WRITTEN TASK:
Copy down every line where the string "this" shows up.

--- BEGIN STORED RECORDS ---

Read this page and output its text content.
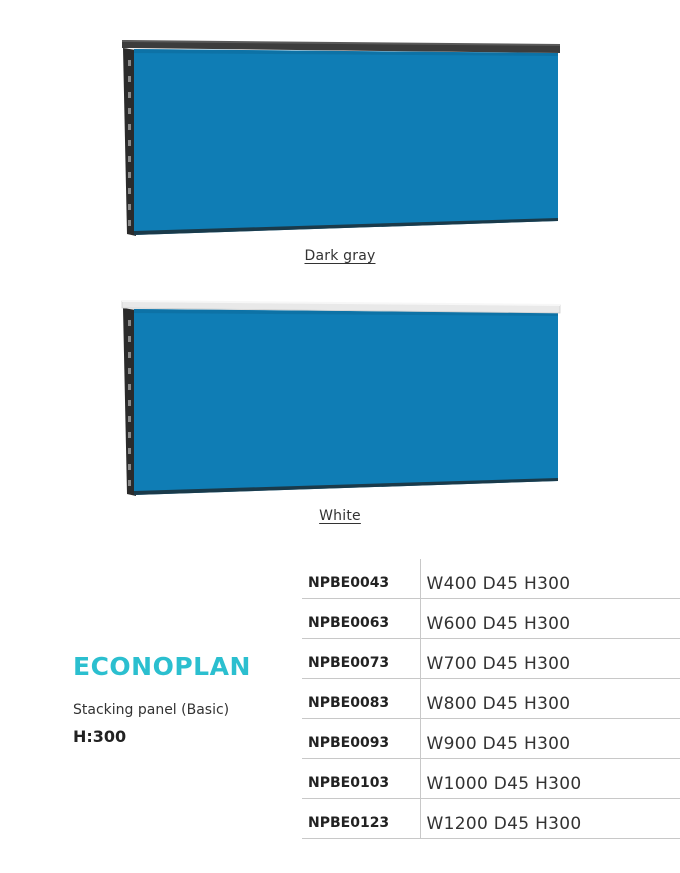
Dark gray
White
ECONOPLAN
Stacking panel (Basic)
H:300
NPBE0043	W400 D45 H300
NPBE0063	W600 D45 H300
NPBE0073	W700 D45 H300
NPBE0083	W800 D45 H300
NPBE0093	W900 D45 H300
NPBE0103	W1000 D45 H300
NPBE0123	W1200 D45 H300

--- END STORED RECORDS ---
--- BEGIN STORED RECORDS ---

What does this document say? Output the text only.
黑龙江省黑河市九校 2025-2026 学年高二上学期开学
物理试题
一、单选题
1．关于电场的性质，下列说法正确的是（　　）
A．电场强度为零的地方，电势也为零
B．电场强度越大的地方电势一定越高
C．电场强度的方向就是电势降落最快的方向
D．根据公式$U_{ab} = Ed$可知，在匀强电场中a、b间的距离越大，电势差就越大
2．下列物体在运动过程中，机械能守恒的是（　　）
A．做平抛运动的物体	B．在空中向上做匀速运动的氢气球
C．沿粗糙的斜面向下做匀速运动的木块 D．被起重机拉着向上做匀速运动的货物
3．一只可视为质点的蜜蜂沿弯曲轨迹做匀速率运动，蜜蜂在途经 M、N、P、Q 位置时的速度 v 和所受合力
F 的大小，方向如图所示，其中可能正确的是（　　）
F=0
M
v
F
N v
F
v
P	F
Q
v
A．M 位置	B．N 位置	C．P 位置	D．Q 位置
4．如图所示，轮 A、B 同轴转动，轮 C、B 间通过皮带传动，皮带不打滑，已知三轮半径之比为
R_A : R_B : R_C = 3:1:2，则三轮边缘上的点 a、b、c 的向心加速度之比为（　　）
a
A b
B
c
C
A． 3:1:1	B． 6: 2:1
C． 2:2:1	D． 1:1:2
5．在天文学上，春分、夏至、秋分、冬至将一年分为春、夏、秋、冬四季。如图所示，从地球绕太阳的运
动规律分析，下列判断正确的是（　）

--- END STORED RECORDS ---

THE OUTPUT:
Read this page and output its text content.
What does this document say? Output the text only.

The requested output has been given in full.